DATA FOR THIS EXERCISE start

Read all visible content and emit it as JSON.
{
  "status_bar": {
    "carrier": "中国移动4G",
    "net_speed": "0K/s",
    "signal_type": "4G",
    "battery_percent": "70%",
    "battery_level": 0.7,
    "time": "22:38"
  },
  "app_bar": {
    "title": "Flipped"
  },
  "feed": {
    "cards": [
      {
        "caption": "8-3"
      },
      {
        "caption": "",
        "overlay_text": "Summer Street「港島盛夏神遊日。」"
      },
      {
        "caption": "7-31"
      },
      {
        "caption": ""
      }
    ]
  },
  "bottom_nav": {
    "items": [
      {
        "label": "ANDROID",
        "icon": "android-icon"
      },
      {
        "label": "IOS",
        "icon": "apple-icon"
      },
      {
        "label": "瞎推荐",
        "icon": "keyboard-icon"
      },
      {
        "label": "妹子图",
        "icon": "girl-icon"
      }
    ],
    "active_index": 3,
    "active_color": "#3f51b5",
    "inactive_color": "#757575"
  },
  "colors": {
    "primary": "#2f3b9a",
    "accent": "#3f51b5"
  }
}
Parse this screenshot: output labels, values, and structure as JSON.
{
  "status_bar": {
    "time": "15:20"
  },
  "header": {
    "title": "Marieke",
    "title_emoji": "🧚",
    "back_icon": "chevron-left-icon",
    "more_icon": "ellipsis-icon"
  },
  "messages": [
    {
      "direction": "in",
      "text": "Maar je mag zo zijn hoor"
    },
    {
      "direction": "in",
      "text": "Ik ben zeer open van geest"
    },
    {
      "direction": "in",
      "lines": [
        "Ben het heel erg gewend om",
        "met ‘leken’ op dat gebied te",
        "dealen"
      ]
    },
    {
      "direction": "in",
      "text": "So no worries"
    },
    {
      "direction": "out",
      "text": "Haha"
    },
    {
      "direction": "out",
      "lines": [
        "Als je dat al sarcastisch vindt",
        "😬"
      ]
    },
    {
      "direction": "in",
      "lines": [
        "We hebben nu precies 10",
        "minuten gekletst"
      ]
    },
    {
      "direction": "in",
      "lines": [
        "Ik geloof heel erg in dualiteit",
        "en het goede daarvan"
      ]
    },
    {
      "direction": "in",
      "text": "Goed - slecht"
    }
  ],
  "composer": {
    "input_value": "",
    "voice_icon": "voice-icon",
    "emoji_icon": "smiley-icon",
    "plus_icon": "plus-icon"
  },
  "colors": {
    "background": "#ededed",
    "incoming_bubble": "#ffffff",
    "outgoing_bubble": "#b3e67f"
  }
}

DATA FOR THIS EXERCISE end

GOAL OF THE EXERCISE.
Retype exactly the lines from the one containing "Parse this screenshot: output" through the last line of the records above, including both.

SOLUTION TO THE PROBLEM.
Parse this screenshot: output labels, values, and structure as JSON.
{
  "status_bar": {
    "time": "15:20"
  },
  "header": {
    "title": "Marieke",
    "title_emoji": "🧚",
    "back_icon": "chevron-left-icon",
    "more_icon": "ellipsis-icon"
  },
  "messages": [
    {
      "direction": "in",
      "text": "Maar je mag zo zijn hoor"
    },
    {
      "direction": "in",
      "text": "Ik ben zeer open van geest"
    },
    {
      "direction": "in",
      "lines": [
        "Ben het heel erg gewend om",
        "met ‘leken’ op dat gebied te",
        "dealen"
      ]
    },
    {
      "direction": "in",
      "text": "So no worries"
    },
    {
      "direction": "out",
      "text": "Haha"
    },
    {
      "direction": "out",
      "lines": [
        "Als je dat al sarcastisch vindt",
        "😬"
      ]
    },
    {
      "direction": "in",
      "lines": [
        "We hebben nu precies 10",
        "minuten gekletst"
      ]
    },
    {
      "direction": "in",
      "lines": [
        "Ik geloof heel erg in dualiteit",
        "en het goede daarvan"
      ]
    },
    {
      "direction": "in",
      "text": "Goed - slecht"
    }
  ],
  "composer": {
    "input_value": "",
    "voice_icon": "voice-icon",
    "emoji_icon": "smiley-icon",
    "plus_icon": "plus-icon"
  },
  "colors": {
    "background": "#ededed",
    "incoming_bubble": "#ffffff",
    "outgoing_bubble": "#b3e67f"
  }
}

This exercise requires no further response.